### [WHAT THIS TASK INVOLVES]
Where does the string "clinically" appear? Copy every line of the entries below that holds it.

***** RECORD SET

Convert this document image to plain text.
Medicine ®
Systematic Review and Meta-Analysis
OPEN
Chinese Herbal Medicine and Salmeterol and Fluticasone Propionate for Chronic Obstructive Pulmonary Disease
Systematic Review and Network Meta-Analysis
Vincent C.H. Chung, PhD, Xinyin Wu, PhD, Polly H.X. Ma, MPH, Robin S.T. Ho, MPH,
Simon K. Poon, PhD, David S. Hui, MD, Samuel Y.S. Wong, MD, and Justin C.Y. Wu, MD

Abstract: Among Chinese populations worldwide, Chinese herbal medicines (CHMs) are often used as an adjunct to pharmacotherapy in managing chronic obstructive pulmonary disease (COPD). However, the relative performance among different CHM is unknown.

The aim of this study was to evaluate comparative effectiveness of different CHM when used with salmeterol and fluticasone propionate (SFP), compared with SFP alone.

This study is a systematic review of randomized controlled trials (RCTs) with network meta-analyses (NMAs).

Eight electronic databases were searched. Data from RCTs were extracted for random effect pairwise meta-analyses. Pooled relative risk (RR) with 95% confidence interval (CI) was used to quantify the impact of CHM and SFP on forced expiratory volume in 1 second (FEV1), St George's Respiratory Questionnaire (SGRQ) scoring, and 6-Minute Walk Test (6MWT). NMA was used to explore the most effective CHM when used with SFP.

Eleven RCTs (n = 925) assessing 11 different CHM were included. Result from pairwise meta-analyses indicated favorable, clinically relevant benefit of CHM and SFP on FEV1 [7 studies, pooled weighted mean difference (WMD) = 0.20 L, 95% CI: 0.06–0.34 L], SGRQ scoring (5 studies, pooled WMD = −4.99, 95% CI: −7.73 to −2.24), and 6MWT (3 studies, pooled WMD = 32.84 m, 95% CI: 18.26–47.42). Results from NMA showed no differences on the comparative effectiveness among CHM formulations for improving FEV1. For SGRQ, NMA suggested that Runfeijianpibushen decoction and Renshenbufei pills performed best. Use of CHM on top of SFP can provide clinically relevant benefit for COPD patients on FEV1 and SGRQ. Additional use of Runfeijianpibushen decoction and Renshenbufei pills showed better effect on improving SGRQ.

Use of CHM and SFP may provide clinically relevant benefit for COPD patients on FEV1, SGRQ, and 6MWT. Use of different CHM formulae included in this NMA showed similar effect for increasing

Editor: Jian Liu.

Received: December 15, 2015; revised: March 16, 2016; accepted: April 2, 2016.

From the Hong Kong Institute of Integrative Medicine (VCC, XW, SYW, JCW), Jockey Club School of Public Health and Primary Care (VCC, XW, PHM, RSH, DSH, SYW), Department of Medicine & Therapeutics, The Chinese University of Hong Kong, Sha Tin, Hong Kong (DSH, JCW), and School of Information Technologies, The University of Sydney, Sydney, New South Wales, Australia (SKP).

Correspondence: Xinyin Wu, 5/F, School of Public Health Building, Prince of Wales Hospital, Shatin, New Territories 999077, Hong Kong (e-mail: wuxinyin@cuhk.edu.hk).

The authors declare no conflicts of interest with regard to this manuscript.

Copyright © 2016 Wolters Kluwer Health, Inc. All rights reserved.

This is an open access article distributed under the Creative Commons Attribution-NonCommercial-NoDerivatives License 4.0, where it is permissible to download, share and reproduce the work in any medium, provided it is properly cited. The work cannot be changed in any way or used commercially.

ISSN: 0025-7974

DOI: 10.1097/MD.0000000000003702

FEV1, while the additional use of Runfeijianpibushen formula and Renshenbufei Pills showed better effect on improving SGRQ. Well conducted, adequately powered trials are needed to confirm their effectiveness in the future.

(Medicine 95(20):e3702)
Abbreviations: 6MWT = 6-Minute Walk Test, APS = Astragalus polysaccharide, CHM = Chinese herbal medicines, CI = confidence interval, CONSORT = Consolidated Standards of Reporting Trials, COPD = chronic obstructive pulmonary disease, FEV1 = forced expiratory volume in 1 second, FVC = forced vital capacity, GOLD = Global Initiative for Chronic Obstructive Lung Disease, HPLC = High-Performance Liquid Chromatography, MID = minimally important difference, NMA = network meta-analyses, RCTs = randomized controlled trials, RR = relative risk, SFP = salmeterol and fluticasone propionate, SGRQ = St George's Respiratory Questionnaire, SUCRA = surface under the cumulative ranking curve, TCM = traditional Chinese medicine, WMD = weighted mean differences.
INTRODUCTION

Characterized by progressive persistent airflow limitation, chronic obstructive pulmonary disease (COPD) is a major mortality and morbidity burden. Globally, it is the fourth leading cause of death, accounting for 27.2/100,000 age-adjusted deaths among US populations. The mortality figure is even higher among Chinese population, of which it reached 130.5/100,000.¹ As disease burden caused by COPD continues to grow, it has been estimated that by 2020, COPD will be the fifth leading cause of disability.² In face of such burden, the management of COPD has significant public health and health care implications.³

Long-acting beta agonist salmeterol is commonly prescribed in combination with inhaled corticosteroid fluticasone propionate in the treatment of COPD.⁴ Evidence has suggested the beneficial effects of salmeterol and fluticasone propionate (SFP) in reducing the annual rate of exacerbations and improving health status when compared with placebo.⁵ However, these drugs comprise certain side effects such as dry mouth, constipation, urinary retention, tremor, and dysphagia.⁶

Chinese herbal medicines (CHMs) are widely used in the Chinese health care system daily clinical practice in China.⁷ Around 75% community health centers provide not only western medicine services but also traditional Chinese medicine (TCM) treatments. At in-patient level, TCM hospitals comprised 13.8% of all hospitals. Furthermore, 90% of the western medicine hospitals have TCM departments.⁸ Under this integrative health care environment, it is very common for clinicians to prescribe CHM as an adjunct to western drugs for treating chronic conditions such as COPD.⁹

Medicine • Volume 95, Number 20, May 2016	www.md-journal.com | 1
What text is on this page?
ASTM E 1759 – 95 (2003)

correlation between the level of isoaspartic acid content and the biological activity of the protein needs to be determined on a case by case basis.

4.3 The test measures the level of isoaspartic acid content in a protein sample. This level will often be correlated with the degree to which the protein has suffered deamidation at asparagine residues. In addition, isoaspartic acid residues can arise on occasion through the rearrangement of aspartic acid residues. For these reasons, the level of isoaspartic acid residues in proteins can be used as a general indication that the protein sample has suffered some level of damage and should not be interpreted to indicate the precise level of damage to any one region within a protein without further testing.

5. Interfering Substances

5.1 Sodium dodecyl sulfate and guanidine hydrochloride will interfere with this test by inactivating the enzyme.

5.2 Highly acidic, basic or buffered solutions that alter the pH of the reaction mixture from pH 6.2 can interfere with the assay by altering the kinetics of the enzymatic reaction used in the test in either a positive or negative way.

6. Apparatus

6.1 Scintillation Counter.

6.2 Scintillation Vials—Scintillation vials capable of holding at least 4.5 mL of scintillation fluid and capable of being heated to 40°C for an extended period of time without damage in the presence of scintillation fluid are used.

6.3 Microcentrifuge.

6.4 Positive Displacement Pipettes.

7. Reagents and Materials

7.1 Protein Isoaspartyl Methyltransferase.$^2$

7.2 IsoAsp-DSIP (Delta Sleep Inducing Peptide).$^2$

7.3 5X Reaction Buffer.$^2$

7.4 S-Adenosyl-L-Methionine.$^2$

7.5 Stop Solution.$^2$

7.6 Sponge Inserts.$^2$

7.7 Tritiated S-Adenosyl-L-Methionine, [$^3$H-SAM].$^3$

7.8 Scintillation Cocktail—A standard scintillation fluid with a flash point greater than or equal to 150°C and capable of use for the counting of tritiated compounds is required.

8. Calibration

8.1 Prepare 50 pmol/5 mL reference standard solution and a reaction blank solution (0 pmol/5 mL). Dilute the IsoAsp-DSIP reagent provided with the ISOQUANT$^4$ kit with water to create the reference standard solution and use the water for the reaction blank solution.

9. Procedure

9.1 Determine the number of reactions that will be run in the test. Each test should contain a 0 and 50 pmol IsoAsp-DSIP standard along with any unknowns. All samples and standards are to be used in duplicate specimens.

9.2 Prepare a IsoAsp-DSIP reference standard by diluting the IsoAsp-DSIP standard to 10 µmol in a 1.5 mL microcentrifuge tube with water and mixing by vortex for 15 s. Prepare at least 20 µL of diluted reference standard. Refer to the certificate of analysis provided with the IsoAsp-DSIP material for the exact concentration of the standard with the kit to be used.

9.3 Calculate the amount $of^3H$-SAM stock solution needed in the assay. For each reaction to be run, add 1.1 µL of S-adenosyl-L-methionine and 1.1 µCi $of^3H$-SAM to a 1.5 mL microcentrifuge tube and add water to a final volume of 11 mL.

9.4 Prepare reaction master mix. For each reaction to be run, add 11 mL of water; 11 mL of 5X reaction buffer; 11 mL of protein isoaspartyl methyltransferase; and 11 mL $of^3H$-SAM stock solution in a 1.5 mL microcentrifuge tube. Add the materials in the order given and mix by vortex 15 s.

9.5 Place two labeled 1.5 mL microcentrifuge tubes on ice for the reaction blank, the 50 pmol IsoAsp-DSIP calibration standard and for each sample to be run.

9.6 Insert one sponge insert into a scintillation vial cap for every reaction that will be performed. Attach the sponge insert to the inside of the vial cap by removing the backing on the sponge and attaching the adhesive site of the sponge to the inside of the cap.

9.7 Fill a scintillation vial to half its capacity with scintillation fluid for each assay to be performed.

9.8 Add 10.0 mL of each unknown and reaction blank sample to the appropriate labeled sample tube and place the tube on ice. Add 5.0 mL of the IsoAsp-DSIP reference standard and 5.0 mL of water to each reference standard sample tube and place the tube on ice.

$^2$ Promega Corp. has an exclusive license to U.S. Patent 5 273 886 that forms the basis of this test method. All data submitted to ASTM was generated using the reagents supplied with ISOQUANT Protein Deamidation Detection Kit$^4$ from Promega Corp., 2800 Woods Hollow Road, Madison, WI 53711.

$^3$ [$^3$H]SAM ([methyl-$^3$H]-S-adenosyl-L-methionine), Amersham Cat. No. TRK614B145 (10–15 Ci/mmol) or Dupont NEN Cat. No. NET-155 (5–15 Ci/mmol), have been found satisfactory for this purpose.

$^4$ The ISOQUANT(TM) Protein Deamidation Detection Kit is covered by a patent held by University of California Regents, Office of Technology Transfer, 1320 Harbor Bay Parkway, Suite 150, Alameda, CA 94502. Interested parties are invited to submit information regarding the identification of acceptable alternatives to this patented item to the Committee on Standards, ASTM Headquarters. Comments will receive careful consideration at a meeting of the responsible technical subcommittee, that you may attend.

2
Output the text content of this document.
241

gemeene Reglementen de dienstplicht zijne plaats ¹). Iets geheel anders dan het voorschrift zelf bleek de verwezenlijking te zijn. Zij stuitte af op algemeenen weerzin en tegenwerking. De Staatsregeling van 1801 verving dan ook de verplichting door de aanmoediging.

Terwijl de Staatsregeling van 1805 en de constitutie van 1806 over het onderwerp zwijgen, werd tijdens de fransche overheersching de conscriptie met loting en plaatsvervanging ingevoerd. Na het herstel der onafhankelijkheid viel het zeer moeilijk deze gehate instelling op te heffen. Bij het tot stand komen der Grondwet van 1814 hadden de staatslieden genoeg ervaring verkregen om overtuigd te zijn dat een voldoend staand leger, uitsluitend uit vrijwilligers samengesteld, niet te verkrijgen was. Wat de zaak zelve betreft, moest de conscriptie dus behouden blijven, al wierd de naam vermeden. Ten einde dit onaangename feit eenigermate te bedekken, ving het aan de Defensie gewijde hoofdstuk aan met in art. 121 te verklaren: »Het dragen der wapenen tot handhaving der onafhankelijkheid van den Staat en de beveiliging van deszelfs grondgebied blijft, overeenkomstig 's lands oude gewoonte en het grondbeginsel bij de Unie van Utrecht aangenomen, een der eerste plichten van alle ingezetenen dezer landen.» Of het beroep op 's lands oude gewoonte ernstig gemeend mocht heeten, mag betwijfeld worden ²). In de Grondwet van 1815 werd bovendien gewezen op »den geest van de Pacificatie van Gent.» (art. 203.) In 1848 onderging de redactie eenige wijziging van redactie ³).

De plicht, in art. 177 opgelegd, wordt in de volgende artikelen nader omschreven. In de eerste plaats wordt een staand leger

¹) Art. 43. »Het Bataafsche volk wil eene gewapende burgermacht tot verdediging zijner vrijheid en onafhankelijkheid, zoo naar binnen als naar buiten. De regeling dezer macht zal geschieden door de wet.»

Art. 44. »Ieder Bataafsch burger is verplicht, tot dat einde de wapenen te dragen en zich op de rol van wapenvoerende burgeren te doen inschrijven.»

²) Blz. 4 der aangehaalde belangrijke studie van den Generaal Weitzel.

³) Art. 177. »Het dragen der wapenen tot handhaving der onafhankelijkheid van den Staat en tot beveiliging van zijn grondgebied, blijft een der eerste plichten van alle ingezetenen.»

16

**********

### [EXERCISE OUTPUT]
Eleven RCTs (n = 925) assessing 11 different CHM were included. Result from pairwise meta-analyses indicated favorable, clinically relevant benefit of CHM and SFP on FEV1 [7 studies, pooled weighted mean difference (WMD) = 0.20 L, 95% CI: 0.06–0.34 L], SGRQ scoring (5 studies, pooled WMD = −4.99, 95% CI: −7.73 to −2.24), and 6MWT (3 studies, pooled WMD = 32.84 m, 95% CI: 18.26–47.42). Results from NMA showed no differences on the comparative effectiveness among CHM formulations for improving FEV1. For SGRQ, NMA suggested that Runfeijianpibushen decoction and Renshenbufei pills performed best. Use of CHM on top of SFP can provide clinically relevant benefit for COPD patients on FEV1 and SGRQ. Additional use of Runfeijianpibushen decoction and Renshenbufei pills showed better effect on improving SGRQ.
Use of CHM and SFP may provide clinically relevant benefit for COPD patients on FEV1, SGRQ, and 6MWT. Use of different CHM formulae included in this NMA showed similar effect for increasing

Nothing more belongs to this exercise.